Task brief
Go through the lines below and copy each one that holds the string "étrangers".

Items from a dataset
»»
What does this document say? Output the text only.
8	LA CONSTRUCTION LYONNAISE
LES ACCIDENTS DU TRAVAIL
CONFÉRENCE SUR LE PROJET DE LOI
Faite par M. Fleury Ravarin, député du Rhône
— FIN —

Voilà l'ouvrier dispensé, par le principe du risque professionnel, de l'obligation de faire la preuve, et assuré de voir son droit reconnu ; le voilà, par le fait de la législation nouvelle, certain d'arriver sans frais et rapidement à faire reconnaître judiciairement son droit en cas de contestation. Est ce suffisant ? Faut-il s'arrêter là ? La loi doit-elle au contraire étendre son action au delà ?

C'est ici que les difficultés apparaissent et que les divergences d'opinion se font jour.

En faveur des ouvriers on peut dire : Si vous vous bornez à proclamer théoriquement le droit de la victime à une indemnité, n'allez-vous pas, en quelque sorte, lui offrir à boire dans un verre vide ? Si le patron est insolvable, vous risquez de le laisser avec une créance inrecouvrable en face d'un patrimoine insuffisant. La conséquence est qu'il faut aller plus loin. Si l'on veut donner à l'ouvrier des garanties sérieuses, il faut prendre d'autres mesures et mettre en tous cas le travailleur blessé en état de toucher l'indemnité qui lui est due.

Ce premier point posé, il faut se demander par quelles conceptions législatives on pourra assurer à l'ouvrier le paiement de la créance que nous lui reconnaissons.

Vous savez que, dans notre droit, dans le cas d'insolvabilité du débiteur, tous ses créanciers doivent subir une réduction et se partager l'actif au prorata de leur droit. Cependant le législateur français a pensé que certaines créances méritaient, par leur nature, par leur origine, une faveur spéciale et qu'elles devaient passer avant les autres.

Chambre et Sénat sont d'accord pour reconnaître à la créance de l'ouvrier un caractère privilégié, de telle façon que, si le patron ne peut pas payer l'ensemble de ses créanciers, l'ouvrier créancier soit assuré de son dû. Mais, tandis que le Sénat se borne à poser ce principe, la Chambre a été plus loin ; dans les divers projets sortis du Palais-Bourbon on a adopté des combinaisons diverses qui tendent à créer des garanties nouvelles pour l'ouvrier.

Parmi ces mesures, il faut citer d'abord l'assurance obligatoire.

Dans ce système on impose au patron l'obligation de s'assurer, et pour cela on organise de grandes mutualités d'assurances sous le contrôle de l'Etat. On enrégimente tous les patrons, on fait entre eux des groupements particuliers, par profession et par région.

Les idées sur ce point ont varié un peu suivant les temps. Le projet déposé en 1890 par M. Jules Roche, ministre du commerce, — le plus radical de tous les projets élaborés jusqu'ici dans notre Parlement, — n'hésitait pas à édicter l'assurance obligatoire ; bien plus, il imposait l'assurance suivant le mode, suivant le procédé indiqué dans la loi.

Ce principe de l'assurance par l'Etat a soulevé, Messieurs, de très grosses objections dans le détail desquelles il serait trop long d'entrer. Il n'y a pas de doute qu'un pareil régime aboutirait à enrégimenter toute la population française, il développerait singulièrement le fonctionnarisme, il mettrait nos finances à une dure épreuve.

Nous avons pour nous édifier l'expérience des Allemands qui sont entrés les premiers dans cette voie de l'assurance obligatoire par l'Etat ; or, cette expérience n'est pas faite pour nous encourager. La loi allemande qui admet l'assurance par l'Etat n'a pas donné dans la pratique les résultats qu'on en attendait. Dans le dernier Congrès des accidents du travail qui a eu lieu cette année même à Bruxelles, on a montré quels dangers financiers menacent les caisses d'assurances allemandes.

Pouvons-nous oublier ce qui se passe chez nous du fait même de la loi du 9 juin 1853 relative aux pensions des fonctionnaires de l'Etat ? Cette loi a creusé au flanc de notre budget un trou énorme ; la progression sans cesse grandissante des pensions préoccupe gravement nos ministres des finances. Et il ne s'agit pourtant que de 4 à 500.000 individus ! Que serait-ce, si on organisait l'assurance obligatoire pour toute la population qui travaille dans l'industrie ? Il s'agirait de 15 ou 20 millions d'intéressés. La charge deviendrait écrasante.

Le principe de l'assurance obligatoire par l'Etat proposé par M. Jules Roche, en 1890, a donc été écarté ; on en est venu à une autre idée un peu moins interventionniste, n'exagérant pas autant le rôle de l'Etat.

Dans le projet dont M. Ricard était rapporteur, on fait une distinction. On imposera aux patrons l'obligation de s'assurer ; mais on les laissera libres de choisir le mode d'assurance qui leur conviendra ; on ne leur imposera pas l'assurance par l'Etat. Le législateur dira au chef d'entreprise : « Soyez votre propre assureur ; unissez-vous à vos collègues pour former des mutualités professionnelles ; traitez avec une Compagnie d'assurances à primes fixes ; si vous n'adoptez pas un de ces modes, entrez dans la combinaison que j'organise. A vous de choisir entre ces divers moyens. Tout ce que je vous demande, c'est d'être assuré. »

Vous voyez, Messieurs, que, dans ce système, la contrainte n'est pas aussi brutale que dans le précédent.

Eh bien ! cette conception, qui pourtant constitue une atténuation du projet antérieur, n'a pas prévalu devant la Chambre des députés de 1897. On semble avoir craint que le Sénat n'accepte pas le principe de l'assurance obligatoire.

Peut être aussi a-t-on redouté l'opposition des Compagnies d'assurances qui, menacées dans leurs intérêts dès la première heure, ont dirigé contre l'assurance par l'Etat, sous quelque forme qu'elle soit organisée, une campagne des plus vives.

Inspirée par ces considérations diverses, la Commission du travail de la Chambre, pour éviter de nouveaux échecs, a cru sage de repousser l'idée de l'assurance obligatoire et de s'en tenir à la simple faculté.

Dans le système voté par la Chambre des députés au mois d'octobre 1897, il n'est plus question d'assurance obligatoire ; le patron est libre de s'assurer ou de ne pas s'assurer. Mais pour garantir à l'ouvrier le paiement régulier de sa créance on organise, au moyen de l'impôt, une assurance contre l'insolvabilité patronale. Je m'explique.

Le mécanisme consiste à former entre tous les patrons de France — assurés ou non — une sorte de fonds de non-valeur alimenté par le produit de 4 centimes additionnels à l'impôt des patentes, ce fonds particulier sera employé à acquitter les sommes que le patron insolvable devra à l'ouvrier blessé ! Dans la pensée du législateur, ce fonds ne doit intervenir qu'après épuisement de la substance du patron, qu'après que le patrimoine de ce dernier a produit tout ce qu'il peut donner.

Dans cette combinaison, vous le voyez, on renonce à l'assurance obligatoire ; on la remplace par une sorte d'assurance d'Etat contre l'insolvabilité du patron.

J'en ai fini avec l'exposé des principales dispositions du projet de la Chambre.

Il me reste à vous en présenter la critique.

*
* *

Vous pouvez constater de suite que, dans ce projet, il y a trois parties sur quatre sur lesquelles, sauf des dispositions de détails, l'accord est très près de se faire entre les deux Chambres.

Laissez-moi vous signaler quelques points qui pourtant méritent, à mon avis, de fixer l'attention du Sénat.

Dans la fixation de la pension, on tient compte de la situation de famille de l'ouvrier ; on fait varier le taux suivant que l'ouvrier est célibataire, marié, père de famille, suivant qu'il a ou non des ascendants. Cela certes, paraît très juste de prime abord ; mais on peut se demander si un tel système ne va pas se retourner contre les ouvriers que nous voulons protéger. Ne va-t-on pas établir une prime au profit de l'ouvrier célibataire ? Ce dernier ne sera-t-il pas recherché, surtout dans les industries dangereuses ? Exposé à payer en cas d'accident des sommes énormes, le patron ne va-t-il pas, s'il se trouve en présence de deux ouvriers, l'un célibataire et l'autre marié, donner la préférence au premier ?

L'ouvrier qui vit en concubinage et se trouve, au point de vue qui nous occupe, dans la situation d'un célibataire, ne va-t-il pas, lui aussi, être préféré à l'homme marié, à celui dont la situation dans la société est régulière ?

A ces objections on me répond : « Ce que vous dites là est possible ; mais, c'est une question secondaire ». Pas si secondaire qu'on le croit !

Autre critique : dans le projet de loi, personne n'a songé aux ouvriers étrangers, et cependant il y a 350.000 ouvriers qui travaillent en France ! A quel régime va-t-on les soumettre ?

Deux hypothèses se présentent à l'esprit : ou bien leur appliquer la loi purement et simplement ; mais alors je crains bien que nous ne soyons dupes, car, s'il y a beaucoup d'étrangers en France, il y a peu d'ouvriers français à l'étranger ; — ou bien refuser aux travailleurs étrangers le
««
Exercise answer
Autre critique : dans le projet de loi, personne n'a songé aux ouvriers étrangers, et cependant il y a 350.000 ouvriers qui travaillent en France ! A quel régime va-t-on les soumettre ?
Deux hypothèses se présentent à l'esprit : ou bien leur appliquer la loi purement et simplement ; mais alors je crains bien que nous ne soyons dupes, car, s'il y a beaucoup d'étrangers en France, il y a peu d'ouvriers français à l'étranger ; — ou bien refuser aux travailleurs étrangers le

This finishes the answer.